▶ _Description of the task_
Transcribe the entries below exactly; leave every image out.
— start Data excerpts —
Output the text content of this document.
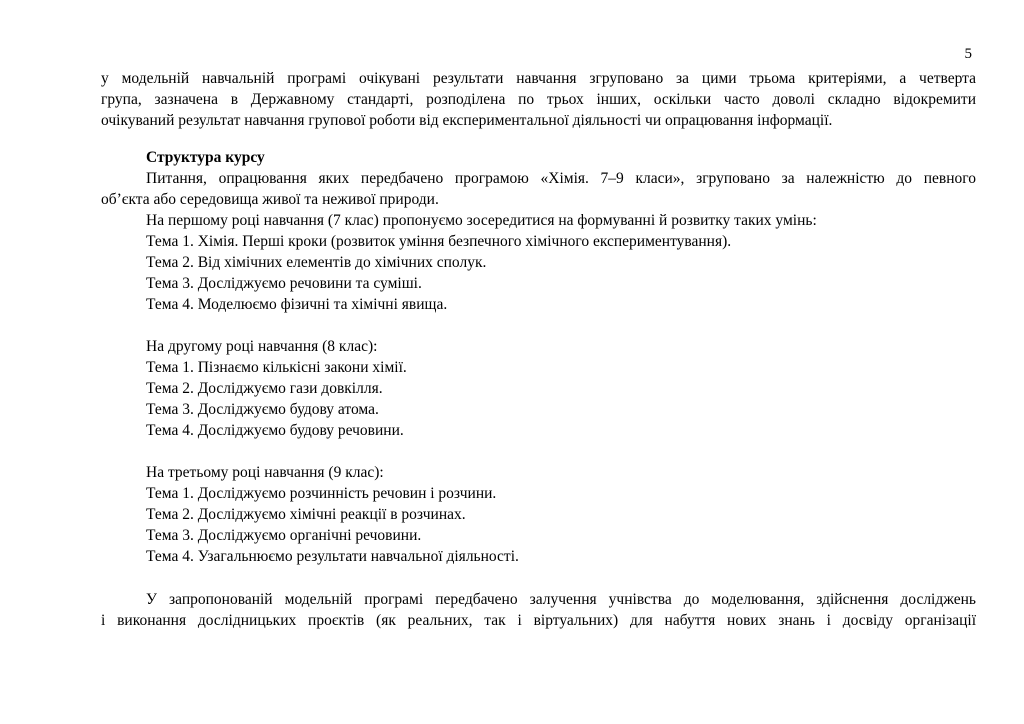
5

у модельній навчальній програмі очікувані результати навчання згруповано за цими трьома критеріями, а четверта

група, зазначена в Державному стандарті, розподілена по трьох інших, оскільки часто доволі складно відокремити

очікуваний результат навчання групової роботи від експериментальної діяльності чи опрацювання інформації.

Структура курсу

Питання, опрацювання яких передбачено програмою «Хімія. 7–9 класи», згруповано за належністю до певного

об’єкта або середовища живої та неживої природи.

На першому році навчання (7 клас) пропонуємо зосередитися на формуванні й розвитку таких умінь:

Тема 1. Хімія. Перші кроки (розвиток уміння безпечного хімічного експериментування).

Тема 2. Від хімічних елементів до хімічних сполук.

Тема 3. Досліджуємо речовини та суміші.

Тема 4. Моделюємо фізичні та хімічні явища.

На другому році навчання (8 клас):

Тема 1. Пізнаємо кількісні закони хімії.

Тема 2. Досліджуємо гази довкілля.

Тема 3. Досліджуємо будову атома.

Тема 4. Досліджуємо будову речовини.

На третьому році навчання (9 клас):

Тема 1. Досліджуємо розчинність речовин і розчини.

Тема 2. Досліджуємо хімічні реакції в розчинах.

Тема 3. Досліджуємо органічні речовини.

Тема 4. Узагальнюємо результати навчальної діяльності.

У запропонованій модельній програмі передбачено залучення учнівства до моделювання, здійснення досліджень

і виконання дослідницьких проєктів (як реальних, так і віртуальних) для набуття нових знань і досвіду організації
— end Data excerpts —
▶ _Output for this exercise_
Output the text content of this document.
5

у модельній навчальній програмі очікувані результати навчання згруповано за цими трьома критеріями, а четверта

група, зазначена в Державному стандарті, розподілена по трьох інших, оскільки часто доволі складно відокремити

очікуваний результат навчання групової роботи від експериментальної діяльності чи опрацювання інформації.

Структура курсу

Питання, опрацювання яких передбачено програмою «Хімія. 7–9 класи», згруповано за належністю до певного

об’єкта або середовища живої та неживої природи.

На першому році навчання (7 клас) пропонуємо зосередитися на формуванні й розвитку таких умінь:

Тема 1. Хімія. Перші кроки (розвиток уміння безпечного хімічного експериментування).

Тема 2. Від хімічних елементів до хімічних сполук.

Тема 3. Досліджуємо речовини та суміші.

Тема 4. Моделюємо фізичні та хімічні явища.

На другому році навчання (8 клас):

Тема 1. Пізнаємо кількісні закони хімії.

Тема 2. Досліджуємо гази довкілля.

Тема 3. Досліджуємо будову атома.

Тема 4. Досліджуємо будову речовини.

На третьому році навчання (9 клас):

Тема 1. Досліджуємо розчинність речовин і розчини.

Тема 2. Досліджуємо хімічні реакції в розчинах.

Тема 3. Досліджуємо органічні речовини.

Тема 4. Узагальнюємо результати навчальної діяльності.

У запропонованій модельній програмі передбачено залучення учнівства до моделювання, здійснення досліджень

і виконання дослідницьких проєктів (як реальних, так і віртуальних) для набуття нових знань і досвіду організації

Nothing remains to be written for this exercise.